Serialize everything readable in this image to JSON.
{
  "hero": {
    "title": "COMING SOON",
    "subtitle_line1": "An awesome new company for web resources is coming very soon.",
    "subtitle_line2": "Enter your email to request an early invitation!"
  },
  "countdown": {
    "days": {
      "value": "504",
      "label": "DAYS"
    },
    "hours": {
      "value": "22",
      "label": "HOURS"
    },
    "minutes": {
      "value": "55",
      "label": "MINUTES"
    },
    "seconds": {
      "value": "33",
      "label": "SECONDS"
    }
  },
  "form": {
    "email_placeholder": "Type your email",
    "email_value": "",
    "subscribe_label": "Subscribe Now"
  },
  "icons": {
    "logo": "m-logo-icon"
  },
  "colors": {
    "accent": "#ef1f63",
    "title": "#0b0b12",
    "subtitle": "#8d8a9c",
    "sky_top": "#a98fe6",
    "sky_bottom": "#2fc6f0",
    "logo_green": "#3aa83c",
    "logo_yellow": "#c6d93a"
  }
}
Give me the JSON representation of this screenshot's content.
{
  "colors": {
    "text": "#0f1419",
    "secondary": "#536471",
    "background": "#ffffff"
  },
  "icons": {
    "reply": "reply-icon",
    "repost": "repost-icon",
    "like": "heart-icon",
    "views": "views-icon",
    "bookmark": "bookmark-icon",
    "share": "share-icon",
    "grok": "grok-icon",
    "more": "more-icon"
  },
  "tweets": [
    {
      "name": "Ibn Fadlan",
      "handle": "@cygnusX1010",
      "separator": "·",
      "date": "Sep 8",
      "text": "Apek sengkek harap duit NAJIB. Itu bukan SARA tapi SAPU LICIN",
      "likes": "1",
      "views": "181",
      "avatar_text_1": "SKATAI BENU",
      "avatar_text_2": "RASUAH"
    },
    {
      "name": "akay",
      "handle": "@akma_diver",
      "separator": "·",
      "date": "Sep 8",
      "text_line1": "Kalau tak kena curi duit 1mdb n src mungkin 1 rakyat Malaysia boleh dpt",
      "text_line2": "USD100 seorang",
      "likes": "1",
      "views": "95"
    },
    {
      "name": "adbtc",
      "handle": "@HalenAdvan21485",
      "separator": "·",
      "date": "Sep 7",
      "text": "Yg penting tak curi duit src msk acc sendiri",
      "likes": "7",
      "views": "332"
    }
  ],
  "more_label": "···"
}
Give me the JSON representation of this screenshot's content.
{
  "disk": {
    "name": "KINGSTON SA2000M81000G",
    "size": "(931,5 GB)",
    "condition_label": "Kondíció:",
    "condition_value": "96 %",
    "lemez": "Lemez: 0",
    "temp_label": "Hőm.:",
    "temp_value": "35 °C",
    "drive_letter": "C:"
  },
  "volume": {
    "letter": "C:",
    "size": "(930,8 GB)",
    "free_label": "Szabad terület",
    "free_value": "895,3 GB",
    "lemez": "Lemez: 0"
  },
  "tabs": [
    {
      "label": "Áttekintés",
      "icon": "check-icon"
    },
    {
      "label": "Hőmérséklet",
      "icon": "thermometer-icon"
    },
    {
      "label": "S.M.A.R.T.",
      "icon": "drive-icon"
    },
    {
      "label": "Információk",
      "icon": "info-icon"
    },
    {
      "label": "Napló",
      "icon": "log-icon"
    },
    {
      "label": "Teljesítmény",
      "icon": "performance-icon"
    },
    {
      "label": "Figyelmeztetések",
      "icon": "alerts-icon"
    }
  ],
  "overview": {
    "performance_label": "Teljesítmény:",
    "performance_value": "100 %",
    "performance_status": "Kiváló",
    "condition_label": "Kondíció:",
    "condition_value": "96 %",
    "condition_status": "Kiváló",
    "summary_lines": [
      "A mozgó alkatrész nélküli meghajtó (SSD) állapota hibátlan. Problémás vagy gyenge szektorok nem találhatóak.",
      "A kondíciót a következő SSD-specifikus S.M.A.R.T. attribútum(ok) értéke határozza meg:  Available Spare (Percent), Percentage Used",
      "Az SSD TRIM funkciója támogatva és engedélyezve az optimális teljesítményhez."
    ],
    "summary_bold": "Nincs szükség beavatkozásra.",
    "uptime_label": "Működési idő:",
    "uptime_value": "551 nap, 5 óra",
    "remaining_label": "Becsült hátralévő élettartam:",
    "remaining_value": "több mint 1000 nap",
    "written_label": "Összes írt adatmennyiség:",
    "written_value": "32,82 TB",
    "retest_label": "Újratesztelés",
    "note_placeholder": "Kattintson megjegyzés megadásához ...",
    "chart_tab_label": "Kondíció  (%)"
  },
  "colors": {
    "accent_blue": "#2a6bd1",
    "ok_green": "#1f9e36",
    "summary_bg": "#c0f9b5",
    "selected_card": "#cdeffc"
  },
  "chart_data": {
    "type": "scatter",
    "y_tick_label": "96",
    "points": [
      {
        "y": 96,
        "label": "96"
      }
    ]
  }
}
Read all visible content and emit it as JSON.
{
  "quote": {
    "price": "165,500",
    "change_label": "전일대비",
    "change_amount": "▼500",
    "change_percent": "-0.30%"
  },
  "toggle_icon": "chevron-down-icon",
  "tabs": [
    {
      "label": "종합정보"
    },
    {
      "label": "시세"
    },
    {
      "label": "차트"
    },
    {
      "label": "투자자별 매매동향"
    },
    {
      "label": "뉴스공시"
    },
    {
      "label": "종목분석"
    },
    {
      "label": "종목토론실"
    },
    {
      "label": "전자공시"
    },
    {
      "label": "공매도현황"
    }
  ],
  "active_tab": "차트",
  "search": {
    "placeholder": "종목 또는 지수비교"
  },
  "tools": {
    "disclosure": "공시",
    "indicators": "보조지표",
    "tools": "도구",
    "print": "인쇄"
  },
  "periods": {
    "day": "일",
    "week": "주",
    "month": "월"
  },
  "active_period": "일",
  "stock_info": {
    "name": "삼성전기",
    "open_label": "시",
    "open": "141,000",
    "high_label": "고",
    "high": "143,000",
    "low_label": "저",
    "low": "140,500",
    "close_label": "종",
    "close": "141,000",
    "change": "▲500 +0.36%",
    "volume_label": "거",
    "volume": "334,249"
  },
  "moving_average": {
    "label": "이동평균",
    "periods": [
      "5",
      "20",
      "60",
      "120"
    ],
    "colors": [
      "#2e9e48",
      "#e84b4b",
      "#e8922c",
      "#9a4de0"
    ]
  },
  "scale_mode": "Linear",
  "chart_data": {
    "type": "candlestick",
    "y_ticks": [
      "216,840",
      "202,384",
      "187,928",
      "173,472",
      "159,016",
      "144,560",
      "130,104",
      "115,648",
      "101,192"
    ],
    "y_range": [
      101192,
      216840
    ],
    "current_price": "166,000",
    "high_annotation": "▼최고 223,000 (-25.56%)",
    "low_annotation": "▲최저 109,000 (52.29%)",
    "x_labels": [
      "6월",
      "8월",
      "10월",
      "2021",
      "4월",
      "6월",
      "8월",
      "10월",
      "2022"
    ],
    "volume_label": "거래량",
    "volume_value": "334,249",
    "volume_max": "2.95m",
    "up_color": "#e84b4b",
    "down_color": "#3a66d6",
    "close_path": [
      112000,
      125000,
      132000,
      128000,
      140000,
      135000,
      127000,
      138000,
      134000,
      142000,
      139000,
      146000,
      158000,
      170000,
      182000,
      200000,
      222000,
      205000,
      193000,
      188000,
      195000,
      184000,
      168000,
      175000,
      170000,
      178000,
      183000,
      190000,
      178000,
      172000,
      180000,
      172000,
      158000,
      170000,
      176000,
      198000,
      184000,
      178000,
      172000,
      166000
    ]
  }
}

--------------------------------

• _SHORT TASK_:
Copy out the lines in which the string "your" appears.

• _FINISHED ANSWER_:
    "subtitle_line2": "Enter your email to request an early invitation!"
    "email_placeholder": "Type your email",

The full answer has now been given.